TASK PROMPT » Every line holding the string "γυναῖκες" should be gathered.

TASK DATA »
------------------------------------------------------------------------

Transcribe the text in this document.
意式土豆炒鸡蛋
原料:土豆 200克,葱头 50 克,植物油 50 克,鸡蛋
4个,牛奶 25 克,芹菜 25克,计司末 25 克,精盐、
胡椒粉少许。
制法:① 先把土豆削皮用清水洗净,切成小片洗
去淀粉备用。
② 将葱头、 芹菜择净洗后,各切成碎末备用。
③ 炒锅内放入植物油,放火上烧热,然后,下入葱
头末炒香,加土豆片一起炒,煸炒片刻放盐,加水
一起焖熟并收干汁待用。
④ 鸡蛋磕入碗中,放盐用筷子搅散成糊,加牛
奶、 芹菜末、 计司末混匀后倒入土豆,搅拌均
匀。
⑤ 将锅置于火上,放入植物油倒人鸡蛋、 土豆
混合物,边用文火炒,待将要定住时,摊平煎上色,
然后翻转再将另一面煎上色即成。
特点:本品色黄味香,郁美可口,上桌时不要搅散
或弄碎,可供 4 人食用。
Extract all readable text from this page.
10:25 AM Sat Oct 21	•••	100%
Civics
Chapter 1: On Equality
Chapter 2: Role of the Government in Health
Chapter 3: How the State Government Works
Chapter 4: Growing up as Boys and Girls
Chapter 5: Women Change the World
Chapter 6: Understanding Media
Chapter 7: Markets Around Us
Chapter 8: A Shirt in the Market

------------------------------------------------------------------------

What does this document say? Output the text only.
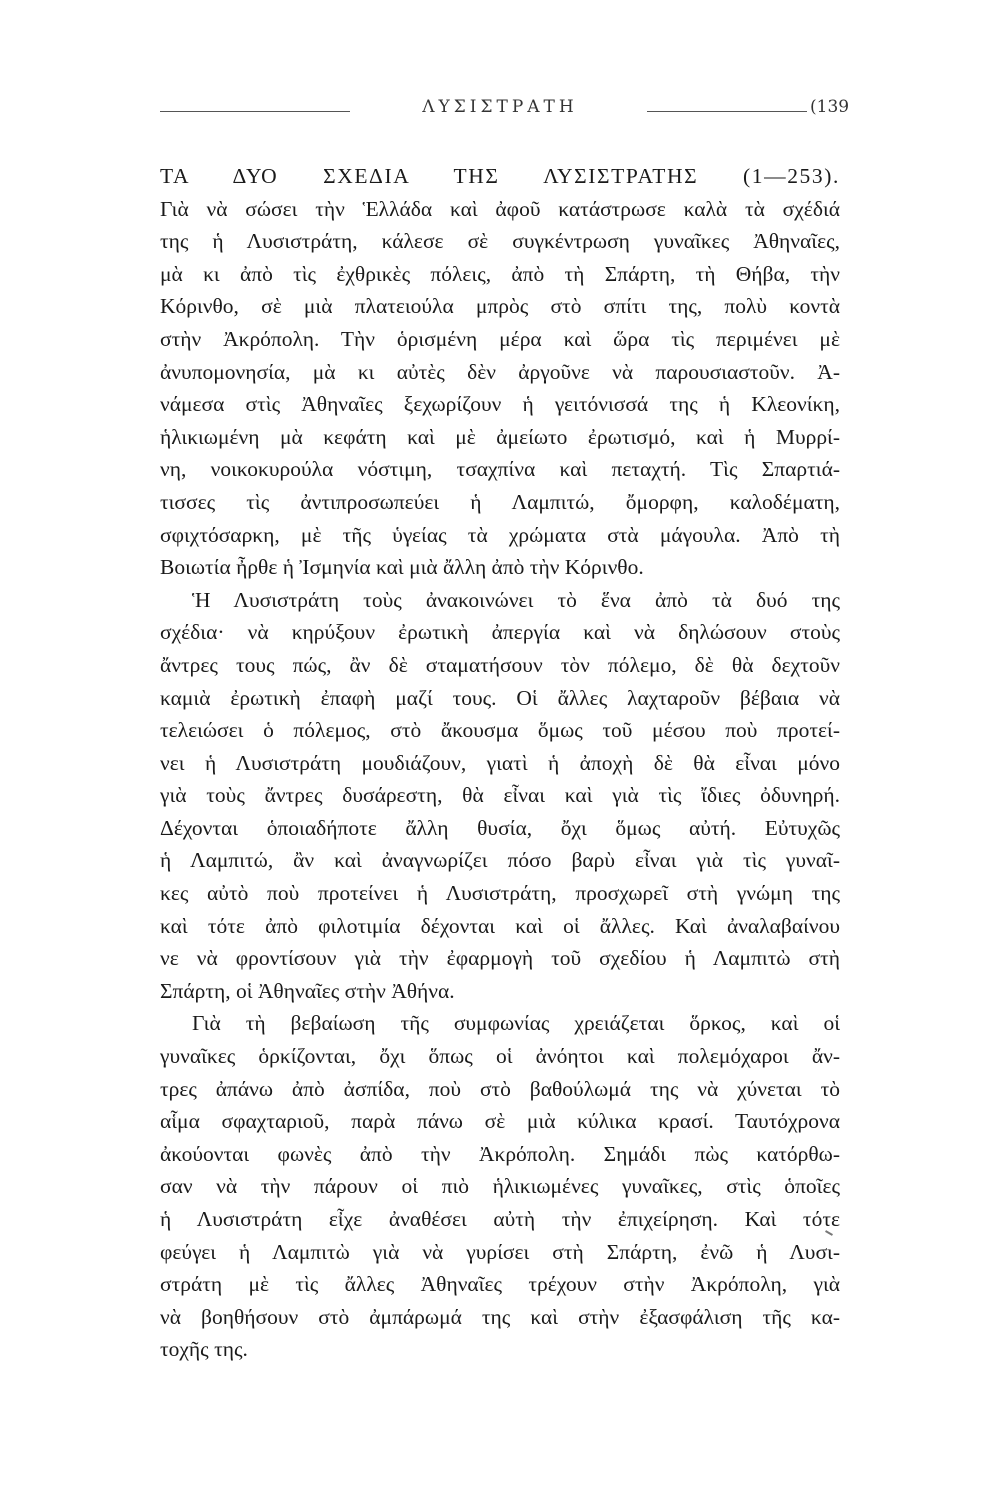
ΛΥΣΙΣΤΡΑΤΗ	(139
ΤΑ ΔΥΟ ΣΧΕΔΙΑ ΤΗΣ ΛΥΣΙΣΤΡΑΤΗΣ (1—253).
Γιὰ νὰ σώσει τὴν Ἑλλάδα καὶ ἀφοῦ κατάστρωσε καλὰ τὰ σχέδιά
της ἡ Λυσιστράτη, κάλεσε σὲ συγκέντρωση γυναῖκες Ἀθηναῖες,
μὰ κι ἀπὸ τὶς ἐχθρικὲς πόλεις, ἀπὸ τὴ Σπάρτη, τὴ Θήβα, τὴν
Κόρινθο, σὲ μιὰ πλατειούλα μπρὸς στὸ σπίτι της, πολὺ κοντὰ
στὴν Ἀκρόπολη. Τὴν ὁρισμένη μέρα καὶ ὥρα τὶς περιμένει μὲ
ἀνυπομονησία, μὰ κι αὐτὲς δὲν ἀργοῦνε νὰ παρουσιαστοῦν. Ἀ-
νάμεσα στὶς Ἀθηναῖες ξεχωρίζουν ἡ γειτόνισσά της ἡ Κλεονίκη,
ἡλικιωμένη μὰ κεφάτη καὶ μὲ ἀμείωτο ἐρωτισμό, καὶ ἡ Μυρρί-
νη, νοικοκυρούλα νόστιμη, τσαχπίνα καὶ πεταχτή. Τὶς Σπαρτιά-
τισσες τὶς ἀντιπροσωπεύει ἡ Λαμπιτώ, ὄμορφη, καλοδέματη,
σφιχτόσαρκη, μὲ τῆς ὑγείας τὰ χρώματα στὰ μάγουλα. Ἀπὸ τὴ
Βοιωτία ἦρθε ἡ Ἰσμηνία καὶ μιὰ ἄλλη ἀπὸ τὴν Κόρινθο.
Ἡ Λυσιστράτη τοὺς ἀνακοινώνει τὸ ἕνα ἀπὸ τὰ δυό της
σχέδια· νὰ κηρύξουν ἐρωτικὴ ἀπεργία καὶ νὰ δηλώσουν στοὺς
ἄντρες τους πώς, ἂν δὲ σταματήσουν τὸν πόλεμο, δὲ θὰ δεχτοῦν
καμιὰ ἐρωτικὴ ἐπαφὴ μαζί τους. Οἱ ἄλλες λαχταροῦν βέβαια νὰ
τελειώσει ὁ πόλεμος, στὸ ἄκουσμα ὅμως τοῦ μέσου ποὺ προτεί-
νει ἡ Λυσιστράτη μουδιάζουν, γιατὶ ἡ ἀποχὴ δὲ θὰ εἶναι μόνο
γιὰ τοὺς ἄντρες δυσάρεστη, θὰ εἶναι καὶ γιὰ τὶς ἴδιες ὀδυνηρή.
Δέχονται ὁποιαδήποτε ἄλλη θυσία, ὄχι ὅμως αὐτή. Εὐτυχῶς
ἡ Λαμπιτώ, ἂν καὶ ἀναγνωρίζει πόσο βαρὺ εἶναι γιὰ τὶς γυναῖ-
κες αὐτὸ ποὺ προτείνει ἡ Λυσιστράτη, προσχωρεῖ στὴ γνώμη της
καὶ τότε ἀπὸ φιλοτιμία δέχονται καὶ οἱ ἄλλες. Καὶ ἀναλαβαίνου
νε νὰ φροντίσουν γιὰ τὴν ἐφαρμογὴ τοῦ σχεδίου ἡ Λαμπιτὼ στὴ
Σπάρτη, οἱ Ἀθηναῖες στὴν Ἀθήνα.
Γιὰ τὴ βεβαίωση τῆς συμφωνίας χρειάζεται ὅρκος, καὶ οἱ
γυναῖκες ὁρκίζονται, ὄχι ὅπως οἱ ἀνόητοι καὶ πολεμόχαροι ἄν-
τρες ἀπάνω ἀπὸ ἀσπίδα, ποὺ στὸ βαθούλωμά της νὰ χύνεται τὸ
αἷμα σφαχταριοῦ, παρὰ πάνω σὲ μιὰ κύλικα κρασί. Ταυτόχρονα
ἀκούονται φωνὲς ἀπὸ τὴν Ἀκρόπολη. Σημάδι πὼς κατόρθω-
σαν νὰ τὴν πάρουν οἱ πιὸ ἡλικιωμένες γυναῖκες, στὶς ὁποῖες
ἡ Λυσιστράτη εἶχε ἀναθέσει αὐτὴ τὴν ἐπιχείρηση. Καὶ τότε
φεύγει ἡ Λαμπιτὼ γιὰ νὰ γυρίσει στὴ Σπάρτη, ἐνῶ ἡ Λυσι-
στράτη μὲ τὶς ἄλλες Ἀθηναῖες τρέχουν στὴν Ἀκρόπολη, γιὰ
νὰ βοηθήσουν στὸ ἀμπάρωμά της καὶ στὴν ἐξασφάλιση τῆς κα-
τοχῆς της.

------------------------------------------------------------------------

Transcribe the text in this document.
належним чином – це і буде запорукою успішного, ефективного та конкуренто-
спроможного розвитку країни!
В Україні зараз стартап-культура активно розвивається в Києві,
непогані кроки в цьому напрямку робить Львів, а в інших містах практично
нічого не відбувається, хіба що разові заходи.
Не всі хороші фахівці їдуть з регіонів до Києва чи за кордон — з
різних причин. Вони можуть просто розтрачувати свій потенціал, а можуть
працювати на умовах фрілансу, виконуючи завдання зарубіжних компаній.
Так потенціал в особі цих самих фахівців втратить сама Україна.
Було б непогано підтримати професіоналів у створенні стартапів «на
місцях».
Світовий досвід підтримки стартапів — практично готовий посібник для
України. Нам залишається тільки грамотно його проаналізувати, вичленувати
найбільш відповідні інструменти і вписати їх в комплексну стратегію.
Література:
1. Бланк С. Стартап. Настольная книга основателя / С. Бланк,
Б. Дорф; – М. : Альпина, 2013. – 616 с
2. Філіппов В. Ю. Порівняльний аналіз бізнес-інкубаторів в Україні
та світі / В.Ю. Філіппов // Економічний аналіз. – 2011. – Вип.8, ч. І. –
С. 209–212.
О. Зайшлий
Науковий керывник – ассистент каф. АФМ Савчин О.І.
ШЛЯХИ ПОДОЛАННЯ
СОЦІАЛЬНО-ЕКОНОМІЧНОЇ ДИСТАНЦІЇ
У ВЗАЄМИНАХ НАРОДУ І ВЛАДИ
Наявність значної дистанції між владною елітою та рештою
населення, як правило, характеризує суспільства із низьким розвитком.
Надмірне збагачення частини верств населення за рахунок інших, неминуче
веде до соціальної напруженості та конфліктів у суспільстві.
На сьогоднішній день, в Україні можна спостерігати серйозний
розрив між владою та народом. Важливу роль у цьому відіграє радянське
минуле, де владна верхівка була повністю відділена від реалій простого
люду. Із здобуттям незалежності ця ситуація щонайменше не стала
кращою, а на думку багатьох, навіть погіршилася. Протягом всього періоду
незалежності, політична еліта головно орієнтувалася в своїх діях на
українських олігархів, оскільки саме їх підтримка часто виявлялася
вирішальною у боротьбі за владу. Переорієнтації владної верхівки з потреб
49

------------------------------------------------------------------------

REPLY »
της ἡ Λυσιστράτη, κάλεσε σὲ συγκέντρωση γυναῖκες Ἀθηναῖες,
γυναῖκες ὁρκίζονται, ὄχι ὅπως οἱ ἀνόητοι καὶ πολεμόχαροι ἄν-
σαν νὰ τὴν πάρουν οἱ πιὸ ἡλικιωμένες γυναῖκες, στὶς ὁποῖες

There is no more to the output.